WHAT YOU ARE ASKED TO DO:
Return each entry exactly, omitting nothing.

RECORDS SHOWN:
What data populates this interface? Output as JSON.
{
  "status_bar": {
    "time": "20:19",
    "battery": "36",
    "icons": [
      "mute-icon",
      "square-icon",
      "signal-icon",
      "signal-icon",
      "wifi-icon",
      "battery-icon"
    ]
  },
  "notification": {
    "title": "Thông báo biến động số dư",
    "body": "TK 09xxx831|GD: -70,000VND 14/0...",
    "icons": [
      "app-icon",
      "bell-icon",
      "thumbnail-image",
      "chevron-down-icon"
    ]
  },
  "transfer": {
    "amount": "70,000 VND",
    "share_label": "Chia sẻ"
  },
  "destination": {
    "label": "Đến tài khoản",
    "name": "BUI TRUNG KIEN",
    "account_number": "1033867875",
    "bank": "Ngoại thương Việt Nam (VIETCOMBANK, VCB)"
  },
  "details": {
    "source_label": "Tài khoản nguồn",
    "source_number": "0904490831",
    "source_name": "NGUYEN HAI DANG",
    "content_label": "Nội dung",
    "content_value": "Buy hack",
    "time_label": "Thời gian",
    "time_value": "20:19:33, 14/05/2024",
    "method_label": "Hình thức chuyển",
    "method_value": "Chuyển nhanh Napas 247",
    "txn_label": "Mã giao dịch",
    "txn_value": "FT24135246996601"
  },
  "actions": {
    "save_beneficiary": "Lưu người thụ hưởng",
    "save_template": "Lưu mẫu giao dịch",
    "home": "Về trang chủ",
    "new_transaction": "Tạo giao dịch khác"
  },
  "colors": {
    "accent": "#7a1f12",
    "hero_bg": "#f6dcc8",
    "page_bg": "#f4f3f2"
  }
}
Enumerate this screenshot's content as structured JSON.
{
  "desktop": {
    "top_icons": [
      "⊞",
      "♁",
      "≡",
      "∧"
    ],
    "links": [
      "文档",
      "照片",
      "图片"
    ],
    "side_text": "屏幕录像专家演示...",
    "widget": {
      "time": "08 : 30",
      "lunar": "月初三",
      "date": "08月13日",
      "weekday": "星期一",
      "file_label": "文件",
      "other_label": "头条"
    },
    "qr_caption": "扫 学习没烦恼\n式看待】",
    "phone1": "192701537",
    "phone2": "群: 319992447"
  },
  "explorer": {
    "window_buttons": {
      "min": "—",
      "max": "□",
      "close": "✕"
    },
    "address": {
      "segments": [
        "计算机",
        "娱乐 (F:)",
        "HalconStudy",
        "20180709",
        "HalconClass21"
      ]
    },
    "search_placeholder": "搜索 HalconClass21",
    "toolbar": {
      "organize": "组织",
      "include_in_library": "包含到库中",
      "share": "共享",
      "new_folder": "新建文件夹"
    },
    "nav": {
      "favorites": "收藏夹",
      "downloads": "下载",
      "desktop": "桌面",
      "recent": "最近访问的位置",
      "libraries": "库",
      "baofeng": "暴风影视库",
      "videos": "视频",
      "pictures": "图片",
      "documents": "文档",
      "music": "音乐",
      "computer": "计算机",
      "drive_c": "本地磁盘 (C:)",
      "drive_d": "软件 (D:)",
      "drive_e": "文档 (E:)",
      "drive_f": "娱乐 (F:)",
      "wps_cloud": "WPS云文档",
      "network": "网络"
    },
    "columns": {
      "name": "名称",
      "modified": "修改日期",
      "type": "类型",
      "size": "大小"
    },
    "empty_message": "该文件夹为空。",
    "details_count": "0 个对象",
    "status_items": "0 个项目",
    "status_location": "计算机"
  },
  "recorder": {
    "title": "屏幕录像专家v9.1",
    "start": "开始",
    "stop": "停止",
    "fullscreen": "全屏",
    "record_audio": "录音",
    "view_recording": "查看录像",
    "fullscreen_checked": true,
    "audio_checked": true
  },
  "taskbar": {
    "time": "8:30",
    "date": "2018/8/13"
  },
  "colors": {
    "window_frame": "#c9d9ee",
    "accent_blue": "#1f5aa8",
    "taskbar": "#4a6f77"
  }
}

ANSWER IN FULL:
What data populates this interface? Output as JSON.
{
  "status_bar": {
    "time": "20:19",
    "battery": "36",
    "icons": [
      "mute-icon",
      "square-icon",
      "signal-icon",
      "signal-icon",
      "wifi-icon",
      "battery-icon"
    ]
  },
  "notification": {
    "title": "Thông báo biến động số dư",
    "body": "TK 09xxx831|GD: -70,000VND 14/0...",
    "icons": [
      "app-icon",
      "bell-icon",
      "thumbnail-image",
      "chevron-down-icon"
    ]
  },
  "transfer": {
    "amount": "70,000 VND",
    "share_label": "Chia sẻ"
  },
  "destination": {
    "label": "Đến tài khoản",
    "name": "BUI TRUNG KIEN",
    "account_number": "1033867875",
    "bank": "Ngoại thương Việt Nam (VIETCOMBANK, VCB)"
  },
  "details": {
    "source_label": "Tài khoản nguồn",
    "source_number": "0904490831",
    "source_name": "NGUYEN HAI DANG",
    "content_label": "Nội dung",
    "content_value": "Buy hack",
    "time_label": "Thời gian",
    "time_value": "20:19:33, 14/05/2024",
    "method_label": "Hình thức chuyển",
    "method_value": "Chuyển nhanh Napas 247",
    "txn_label": "Mã giao dịch",
    "txn_value": "FT24135246996601"
  },
  "actions": {
    "save_beneficiary": "Lưu người thụ hưởng",
    "save_template": "Lưu mẫu giao dịch",
    "home": "Về trang chủ",
    "new_transaction": "Tạo giao dịch khác"
  },
  "colors": {
    "accent": "#7a1f12",
    "hero_bg": "#f6dcc8",
    "page_bg": "#f4f3f2"
  }
}
Enumerate this screenshot's content as structured JSON.
{
  "desktop": {
    "top_icons": [
      "⊞",
      "♁",
      "≡",
      "∧"
    ],
    "links": [
      "文档",
      "照片",
      "图片"
    ],
    "side_text": "屏幕录像专家演示...",
    "widget": {
      "time": "08 : 30",
      "lunar": "月初三",
      "date": "08月13日",
      "weekday": "星期一",
      "file_label": "文件",
      "other_label": "头条"
    },
    "qr_caption": "扫 学习没烦恼\n式看待】",
    "phone1": "192701537",
    "phone2": "群: 319992447"
  },
  "explorer": {
    "window_buttons": {
      "min": "—",
      "max": "□",
      "close": "✕"
    },
    "address": {
      "segments": [
        "计算机",
        "娱乐 (F:)",
        "HalconStudy",
        "20180709",
        "HalconClass21"
      ]
    },
    "search_placeholder": "搜索 HalconClass21",
    "toolbar": {
      "organize": "组织",
      "include_in_library": "包含到库中",
      "share": "共享",
      "new_folder": "新建文件夹"
    },
    "nav": {
      "favorites": "收藏夹",
      "downloads": "下载",
      "desktop": "桌面",
      "recent": "最近访问的位置",
      "libraries": "库",
      "baofeng": "暴风影视库",
      "videos": "视频",
      "pictures": "图片",
      "documents": "文档",
      "music": "音乐",
      "computer": "计算机",
      "drive_c": "本地磁盘 (C:)",
      "drive_d": "软件 (D:)",
      "drive_e": "文档 (E:)",
      "drive_f": "娱乐 (F:)",
      "wps_cloud": "WPS云文档",
      "network": "网络"
    },
    "columns": {
      "name": "名称",
      "modified": "修改日期",
      "type": "类型",
      "size": "大小"
    },
    "empty_message": "该文件夹为空。",
    "details_count": "0 个对象",
    "status_items": "0 个项目",
    "status_location": "计算机"
  },
  "recorder": {
    "title": "屏幕录像专家v9.1",
    "start": "开始",
    "stop": "停止",
    "fullscreen": "全屏",
    "record_audio": "录音",
    "view_recording": "查看录像",
    "fullscreen_checked": true,
    "audio_checked": true
  },
  "taskbar": {
    "time": "8:30",
    "date": "2018/8/13"
  },
  "colors": {
    "window_frame": "#c9d9ee",
    "accent_blue": "#1f5aa8",
    "taskbar": "#4a6f77"
  }
}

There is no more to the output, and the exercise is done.